▶ _Set exercise_: Pick out all lines with the word "frac" from the records that follow.

━━━ Material for this exercise

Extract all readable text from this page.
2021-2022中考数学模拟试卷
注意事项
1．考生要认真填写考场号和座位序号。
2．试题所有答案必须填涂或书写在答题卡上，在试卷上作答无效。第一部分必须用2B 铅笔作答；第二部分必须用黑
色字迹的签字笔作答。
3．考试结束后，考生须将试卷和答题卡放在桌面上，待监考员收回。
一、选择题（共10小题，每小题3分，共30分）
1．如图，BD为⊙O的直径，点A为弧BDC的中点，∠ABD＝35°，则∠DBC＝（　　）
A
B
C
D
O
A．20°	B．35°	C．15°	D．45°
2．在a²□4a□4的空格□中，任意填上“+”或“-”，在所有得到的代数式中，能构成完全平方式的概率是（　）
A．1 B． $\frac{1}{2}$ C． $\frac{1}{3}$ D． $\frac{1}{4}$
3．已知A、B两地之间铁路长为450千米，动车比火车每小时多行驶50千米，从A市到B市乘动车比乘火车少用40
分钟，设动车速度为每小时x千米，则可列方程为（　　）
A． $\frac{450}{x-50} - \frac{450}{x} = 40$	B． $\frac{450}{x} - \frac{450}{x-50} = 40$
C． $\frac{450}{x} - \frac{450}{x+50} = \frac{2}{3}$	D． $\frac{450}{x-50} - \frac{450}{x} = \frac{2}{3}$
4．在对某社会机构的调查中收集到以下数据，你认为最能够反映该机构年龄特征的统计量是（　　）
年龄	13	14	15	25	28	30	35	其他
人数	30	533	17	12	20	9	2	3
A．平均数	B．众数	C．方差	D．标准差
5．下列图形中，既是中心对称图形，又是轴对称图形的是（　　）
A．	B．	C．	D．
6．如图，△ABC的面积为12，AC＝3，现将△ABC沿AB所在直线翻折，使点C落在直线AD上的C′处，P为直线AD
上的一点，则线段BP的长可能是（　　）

━━━━━━

▶ _Answer below_:
A．1 B． $\frac{1}{2}$ C． $\frac{1}{3}$ D． $\frac{1}{4}$
A． $\frac{450}{x-50} - \frac{450}{x} = 40$	B． $\frac{450}{x} - \frac{450}{x-50} = 40$
C． $\frac{450}{x} - \frac{450}{x+50} = \frac{2}{3}$	D． $\frac{450}{x-50} - \frac{450}{x} = \frac{2}{3}$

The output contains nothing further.